[BEGIN]
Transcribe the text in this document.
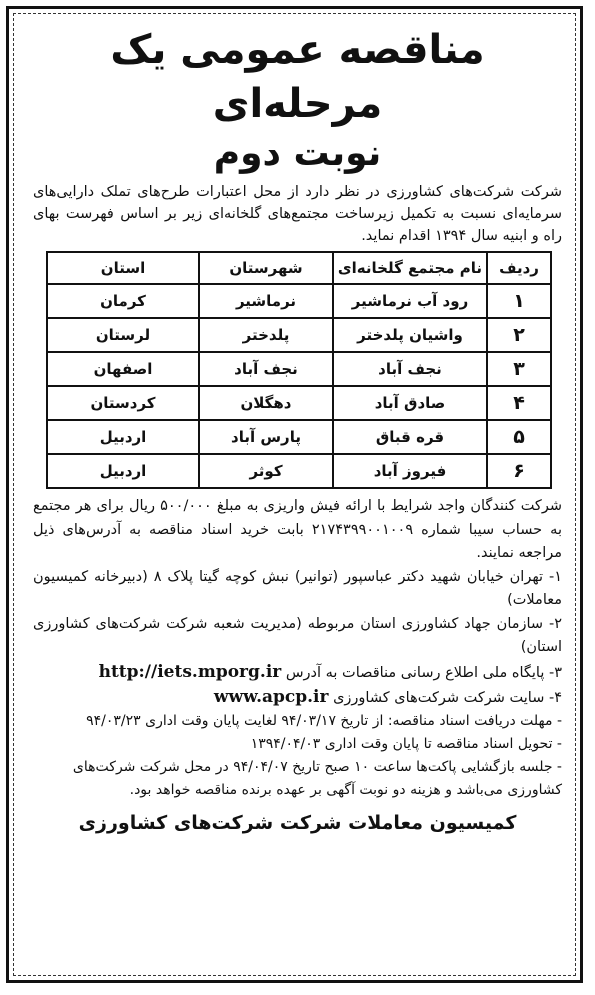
مناقصه عمومی یک مرحله‌ای
نوبت دوم

شرکت شرکت‌های کشاورزی در نظر دارد از محل اعتبارات طرح‌های تملک دارایی‌های سرمایه‌ای نسبت به تکمیل زیرساخت مجتمع‌های گلخانه‌ای زیر بر اساس فهرست بهای راه و ابنیه سال ۱۳۹۴ اقدام نماید.

ردیف	نام مجتمع گلخانه‌ای	شهرستان	استان
۱	رود آب نرماشیر	نرماشیر	کرمان
۲	واشیان پلدختر	پلدختر	لرستان
۳	نجف آباد	نجف آباد	اصفهان
۴	صادق آباد	دهگلان	کردستان
۵	قره قباق	پارس آباد	اردبیل
۶	فیروز آباد	کوثر	اردبیل

شرکت کنندگان واجد شرایط با ارائه فیش واریزی به مبلغ ۵۰۰/۰۰۰ ریال برای هر مجتمع به حساب سیبا شماره ۲۱۷۴۳۹۹۰۰۱۰۰۹ بابت خرید اسناد مناقصه به آدرس‌های ذیل مراجعه نمایند.

۱- تهران خیابان شهید دکتر عباسپور (توانیر) نبش کوچه گیتا پلاک ۸ (دبیرخانه کمیسیون معاملات)

۲- سازمان جهاد کشاورزی استان مربوطه (مدیریت شعبه شرکت شرکت‌های کشاورزی استان)

۳- پایگاه ملی اطلاع رسانی مناقصات به آدرس http://iets.mporg.ir

۴- سایت شرکت شرکت‌های کشاورزی www.apcp.ir

- مهلت دریافت اسناد مناقصه: از تاریخ ۹۴/۰۳/۱۷ لغایت پایان وقت اداری ۹۴/۰۳/۲۳

- تحویل اسناد مناقصه تا پایان وقت اداری ۱۳۹۴/۰۴/۰۳

- جلسه بازگشایی پاکت‌ها ساعت ۱۰ صبح تاریخ ۹۴/۰۴/۰۷ در محل شرکت شرکت‌های کشاورزی می‌باشد و هزینه دو نوبت آگهی بر عهده برنده مناقصه خواهد بود.

کمیسیون معاملات شرکت شرکت‌های کشاورزی
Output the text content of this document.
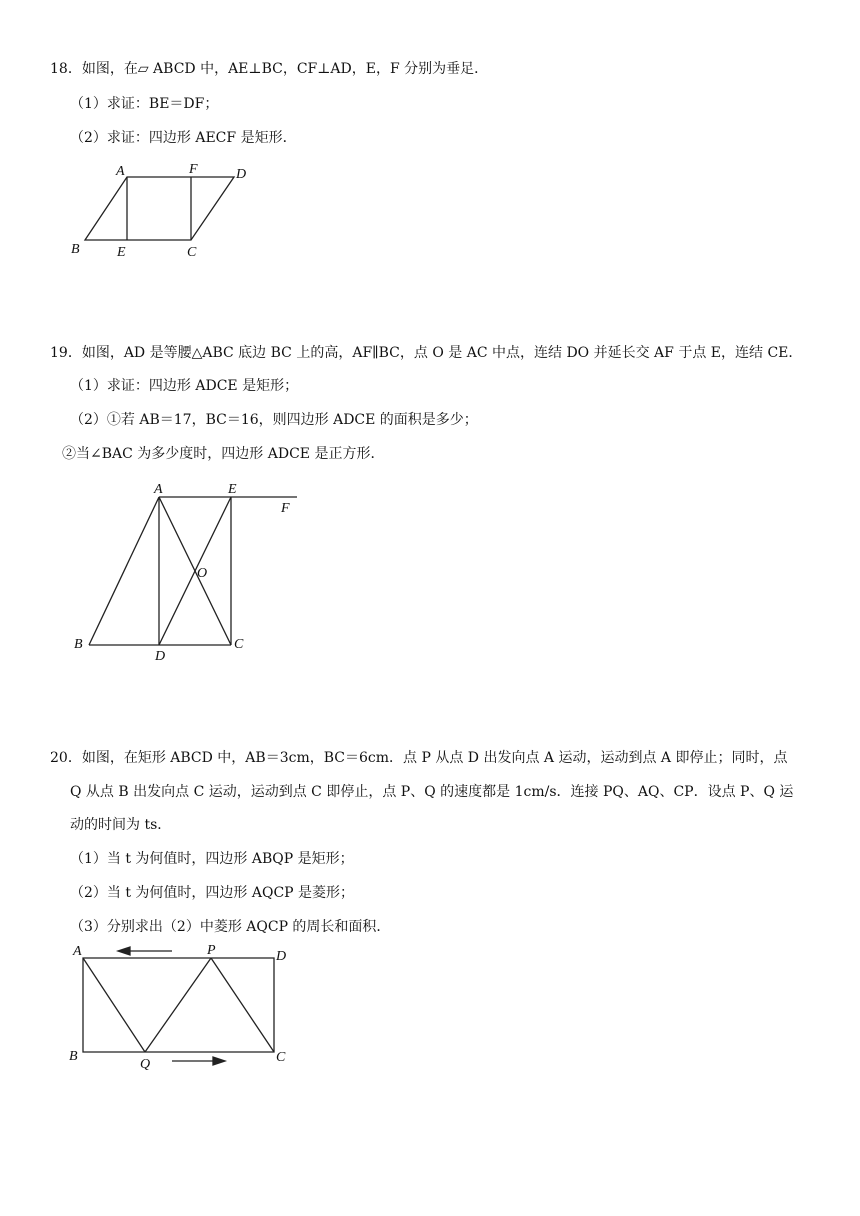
18．如图，在▱ ABCD 中，AE⊥BC，CF⊥AD，E，F 分别为垂足．
（1）求证：BE＝DF；
（2）求证：四边形 AECF 是矩形．
A	F	D
B	E	C
A	E
F
O
B
D
C
A	P	D
B
Q	C
19．如图，AD 是等腰△ABC 底边 BC 上的高，AF∥BC，点 O 是 AC 中点，连结 DO 并延长交 AF 于点 E，连结 CE．
（1）求证：四边形 ADCE 是矩形；
（2）①若 AB＝17，BC＝16，则四边形 ADCE 的面积是多少；
②当∠BAC 为多少度时，四边形 ADCE 是正方形．
20．如图，在矩形 ABCD 中，AB＝3cm，BC＝6cm．点 P 从点 D 出发向点 A 运动，运动到点 A 即停止；同时，点
Q 从点 B 出发向点 C 运动，运动到点 C 即停止，点 P、Q 的速度都是 1cm/s．连接 PQ、AQ、CP．设点 P、Q 运
动的时间为 ts．
（1）当 t 为何值时，四边形 ABQP 是矩形；
（2）当 t 为何值时，四边形 AQCP 是菱形；
（3）分别求出（2）中菱形 AQCP 的周长和面积．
[END]
AIM: Omit all pictures and write out, exactly, only the lines from the line containing "Output the text content of this document." through the last line of the entries above.

FINISHED EXERCISE:
Output the text content of this document.
18．如图，在▱ ABCD 中，AE⊥BC，CF⊥AD，E，F 分别为垂足．
（1）求证：BE＝DF；
（2）求证：四边形 AECF 是矩形．
A	F	D
B	E	C
A	E
F
O
B
D
C
A	P	D
B
Q	C
19．如图，AD 是等腰△ABC 底边 BC 上的高，AF∥BC，点 O 是 AC 中点，连结 DO 并延长交 AF 于点 E，连结 CE．
（1）求证：四边形 ADCE 是矩形；
（2）①若 AB＝17，BC＝16，则四边形 ADCE 的面积是多少；
②当∠BAC 为多少度时，四边形 ADCE 是正方形．
20．如图，在矩形 ABCD 中，AB＝3cm，BC＝6cm．点 P 从点 D 出发向点 A 运动，运动到点 A 即停止；同时，点
Q 从点 B 出发向点 C 运动，运动到点 C 即停止，点 P、Q 的速度都是 1cm/s．连接 PQ、AQ、CP．设点 P、Q 运
动的时间为 ts．
（1）当 t 为何值时，四边形 ABQP 是矩形；
（2）当 t 为何值时，四边形 AQCP 是菱形；
（3）分别求出（2）中菱形 AQCP 的周长和面积．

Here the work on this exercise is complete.